** Available data **
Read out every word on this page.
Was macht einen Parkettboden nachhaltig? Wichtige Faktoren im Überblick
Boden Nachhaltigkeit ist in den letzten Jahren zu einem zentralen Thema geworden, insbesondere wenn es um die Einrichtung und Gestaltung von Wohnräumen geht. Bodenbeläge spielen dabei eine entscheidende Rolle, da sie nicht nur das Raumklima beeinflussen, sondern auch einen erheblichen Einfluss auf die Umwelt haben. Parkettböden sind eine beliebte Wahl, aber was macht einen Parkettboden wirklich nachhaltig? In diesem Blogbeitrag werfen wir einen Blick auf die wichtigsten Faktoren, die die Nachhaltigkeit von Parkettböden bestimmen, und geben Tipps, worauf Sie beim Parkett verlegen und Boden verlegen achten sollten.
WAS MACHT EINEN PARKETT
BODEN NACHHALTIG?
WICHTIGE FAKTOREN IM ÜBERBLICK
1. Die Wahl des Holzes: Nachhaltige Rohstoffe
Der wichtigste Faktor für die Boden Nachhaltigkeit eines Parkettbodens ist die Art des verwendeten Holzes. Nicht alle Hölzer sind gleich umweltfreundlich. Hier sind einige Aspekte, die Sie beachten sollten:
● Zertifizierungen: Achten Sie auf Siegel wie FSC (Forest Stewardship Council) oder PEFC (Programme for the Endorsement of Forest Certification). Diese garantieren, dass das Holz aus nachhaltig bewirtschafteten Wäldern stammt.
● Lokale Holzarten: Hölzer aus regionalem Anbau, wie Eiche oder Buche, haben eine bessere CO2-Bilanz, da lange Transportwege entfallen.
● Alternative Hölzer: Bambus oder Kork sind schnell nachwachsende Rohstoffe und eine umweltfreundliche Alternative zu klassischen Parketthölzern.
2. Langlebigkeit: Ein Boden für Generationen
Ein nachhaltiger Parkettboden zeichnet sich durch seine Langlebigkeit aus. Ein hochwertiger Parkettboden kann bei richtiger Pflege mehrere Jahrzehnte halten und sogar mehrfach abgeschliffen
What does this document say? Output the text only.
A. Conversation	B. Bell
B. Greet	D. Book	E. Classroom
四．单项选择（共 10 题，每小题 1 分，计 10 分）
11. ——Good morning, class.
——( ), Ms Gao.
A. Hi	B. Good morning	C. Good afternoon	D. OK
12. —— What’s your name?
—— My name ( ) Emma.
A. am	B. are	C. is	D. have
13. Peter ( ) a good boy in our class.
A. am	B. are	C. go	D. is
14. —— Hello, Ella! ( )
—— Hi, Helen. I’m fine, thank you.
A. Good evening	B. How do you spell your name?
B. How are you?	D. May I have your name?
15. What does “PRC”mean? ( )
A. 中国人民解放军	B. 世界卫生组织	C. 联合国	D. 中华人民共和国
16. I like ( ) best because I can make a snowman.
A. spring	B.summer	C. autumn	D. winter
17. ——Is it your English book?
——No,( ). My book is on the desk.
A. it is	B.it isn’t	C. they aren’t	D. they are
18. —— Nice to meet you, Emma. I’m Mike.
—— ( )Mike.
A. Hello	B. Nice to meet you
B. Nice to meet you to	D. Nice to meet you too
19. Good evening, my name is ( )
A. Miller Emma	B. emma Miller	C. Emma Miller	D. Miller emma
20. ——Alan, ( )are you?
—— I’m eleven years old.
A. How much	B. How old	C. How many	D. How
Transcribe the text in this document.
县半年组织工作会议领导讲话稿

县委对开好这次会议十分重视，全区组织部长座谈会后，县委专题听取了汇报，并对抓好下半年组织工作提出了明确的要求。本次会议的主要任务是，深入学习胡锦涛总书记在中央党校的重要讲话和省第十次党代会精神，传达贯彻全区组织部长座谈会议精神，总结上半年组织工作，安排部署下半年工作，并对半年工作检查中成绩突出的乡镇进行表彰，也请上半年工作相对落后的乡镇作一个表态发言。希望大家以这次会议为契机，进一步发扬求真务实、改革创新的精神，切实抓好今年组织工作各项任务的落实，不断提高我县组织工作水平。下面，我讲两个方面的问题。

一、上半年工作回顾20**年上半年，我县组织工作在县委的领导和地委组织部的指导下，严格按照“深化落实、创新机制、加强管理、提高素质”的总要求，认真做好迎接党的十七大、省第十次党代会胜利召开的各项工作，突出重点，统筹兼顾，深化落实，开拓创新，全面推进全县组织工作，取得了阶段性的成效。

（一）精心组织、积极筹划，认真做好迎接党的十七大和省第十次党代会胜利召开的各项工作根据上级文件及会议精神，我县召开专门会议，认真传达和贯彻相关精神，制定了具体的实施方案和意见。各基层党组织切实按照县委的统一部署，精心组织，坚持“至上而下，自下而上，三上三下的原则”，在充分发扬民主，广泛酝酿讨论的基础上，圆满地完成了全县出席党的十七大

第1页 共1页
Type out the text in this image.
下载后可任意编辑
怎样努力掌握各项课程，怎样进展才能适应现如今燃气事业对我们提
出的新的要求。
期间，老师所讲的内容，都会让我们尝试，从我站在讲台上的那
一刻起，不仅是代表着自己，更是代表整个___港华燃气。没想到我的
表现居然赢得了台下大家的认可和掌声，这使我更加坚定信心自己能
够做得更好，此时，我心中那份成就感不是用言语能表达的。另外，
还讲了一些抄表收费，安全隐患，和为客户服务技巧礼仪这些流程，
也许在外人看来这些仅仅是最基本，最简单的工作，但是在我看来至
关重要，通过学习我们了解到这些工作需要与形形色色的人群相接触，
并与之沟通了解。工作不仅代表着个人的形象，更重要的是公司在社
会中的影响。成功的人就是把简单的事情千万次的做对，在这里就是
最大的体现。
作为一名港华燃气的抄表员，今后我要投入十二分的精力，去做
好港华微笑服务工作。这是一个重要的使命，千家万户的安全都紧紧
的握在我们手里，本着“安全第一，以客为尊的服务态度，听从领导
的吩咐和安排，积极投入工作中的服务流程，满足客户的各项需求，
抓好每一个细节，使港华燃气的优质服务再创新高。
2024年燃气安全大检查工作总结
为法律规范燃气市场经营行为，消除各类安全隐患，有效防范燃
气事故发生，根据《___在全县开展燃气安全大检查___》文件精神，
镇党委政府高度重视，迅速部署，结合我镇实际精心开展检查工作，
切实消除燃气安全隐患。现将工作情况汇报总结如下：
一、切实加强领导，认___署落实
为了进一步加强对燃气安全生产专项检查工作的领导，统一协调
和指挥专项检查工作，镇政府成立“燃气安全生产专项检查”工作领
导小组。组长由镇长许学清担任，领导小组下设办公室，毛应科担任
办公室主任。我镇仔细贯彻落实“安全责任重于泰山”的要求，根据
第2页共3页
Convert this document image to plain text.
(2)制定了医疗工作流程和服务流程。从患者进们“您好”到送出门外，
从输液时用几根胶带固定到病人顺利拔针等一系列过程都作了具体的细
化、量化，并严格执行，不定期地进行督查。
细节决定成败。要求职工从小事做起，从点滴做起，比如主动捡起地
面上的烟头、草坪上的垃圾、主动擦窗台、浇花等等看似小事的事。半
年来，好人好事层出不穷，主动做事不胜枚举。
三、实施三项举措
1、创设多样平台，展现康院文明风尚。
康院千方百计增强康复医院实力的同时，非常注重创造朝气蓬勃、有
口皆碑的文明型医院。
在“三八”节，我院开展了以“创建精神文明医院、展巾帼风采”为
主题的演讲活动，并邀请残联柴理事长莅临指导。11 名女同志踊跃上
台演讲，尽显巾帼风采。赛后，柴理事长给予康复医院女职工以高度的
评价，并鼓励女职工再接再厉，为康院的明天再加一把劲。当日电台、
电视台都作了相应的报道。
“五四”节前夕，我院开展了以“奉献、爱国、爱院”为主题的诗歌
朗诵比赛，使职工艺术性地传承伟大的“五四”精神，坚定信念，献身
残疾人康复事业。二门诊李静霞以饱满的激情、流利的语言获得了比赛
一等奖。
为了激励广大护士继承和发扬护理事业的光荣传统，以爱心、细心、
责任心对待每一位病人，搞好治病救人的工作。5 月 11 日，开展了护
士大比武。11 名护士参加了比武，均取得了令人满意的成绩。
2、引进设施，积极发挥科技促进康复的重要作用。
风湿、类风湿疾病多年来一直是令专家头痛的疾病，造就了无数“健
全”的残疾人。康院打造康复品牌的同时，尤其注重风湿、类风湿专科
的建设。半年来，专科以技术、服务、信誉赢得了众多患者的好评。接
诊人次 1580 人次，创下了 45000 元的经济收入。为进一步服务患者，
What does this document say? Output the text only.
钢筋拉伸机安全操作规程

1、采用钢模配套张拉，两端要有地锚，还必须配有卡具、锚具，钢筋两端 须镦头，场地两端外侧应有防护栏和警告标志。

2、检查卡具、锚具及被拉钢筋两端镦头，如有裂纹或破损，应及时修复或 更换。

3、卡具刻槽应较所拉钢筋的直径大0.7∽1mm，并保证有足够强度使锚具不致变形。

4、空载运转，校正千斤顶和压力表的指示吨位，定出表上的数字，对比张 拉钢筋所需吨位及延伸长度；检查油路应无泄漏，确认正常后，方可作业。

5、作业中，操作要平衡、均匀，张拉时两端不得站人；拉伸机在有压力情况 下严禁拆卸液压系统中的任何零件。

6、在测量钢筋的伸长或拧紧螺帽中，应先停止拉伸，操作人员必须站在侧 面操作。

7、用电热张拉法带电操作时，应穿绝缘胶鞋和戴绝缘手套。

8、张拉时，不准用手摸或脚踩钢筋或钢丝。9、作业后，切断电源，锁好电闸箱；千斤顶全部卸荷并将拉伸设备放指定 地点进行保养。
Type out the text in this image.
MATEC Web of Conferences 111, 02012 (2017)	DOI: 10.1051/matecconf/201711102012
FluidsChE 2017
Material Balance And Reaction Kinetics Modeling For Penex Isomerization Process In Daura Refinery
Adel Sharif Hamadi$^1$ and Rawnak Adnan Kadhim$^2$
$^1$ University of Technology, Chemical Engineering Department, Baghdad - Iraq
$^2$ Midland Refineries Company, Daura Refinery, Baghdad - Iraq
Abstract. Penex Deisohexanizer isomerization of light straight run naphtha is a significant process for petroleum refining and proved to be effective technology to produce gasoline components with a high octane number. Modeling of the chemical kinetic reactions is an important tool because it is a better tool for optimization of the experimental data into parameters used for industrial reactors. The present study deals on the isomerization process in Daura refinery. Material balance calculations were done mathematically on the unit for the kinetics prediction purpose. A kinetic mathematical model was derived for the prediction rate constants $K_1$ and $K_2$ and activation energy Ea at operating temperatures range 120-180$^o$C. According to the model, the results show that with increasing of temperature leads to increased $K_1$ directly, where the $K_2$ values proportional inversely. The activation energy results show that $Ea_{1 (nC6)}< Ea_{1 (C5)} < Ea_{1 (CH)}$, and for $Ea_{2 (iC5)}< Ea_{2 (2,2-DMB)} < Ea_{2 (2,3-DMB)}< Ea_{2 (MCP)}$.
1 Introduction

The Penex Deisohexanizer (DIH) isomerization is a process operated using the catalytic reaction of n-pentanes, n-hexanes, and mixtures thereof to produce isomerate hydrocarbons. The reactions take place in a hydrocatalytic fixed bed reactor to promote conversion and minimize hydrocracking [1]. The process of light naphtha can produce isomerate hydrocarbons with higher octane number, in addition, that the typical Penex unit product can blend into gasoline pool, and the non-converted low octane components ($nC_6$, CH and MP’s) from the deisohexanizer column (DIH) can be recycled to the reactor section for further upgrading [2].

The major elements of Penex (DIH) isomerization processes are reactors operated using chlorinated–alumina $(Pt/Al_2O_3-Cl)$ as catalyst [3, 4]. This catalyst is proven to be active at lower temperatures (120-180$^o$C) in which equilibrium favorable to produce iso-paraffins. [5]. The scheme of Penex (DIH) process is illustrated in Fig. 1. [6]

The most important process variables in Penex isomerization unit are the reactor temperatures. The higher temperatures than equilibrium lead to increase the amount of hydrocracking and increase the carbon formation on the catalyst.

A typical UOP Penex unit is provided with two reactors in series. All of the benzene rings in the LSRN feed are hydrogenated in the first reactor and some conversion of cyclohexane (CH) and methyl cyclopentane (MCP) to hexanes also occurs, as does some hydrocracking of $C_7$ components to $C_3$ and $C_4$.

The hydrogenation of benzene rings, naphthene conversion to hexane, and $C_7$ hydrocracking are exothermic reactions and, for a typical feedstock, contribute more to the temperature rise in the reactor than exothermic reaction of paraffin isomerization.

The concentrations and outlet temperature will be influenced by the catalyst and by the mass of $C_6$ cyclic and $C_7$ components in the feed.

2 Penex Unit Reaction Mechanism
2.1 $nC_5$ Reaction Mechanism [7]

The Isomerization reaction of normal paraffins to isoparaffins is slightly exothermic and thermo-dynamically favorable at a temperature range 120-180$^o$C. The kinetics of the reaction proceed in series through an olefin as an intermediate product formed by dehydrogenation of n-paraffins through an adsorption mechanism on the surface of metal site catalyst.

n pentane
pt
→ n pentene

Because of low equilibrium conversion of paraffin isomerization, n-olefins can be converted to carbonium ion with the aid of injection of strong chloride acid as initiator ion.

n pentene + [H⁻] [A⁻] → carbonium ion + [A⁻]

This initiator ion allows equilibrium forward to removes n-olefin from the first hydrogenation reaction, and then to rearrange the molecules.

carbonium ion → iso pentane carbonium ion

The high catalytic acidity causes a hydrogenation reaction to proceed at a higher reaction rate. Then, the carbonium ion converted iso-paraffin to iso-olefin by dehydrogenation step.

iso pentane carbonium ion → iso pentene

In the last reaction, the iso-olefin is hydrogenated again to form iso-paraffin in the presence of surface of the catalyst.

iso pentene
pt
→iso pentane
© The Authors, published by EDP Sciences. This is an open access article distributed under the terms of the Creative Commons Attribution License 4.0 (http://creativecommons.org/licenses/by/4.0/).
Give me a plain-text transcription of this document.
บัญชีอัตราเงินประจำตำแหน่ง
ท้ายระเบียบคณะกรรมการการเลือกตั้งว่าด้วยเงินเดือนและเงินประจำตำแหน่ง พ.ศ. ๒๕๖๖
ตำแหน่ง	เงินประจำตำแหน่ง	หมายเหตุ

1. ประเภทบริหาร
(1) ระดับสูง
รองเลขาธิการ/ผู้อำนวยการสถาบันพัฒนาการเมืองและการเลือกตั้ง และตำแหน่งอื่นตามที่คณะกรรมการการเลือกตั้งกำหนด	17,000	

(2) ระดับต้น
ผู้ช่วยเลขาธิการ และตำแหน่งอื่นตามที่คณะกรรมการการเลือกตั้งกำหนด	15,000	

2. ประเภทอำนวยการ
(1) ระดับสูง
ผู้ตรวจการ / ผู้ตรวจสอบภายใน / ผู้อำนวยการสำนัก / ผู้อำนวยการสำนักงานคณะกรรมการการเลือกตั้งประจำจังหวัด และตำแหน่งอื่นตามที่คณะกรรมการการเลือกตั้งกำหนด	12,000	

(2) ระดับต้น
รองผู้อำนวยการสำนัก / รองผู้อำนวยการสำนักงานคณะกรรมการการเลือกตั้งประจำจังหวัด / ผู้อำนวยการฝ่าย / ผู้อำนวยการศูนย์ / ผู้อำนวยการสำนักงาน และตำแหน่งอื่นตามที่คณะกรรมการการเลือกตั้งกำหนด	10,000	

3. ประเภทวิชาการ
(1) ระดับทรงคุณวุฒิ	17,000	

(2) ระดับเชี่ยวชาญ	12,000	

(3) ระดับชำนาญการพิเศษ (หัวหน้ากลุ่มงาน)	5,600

** Task requirements **
In the entries above, find each line with the string "equilibrium" and copy it.

** Exercise output **
The major elements of Penex (DIH) isomerization processes are reactors operated using chlorinated–alumina $(Pt/Al_2O_3-Cl)$ as catalyst [3, 4]. This catalyst is proven to be active at lower temperatures (120-180$^o$C) in which equilibrium favorable to produce iso-paraffins. [5]. The scheme of Penex (DIH) process is illustrated in Fig. 1. [6]
The most important process variables in Penex isomerization unit are the reactor temperatures. The higher temperatures than equilibrium lead to increase the amount of hydrocracking and increase the carbon formation on the catalyst.
Because of low equilibrium conversion of paraffin isomerization, n-olefins can be converted to carbonium ion with the aid of injection of strong chloride acid as initiator ion.
This initiator ion allows equilibrium forward to removes n-olefin from the first hydrogenation reaction, and then to rearrange the molecules.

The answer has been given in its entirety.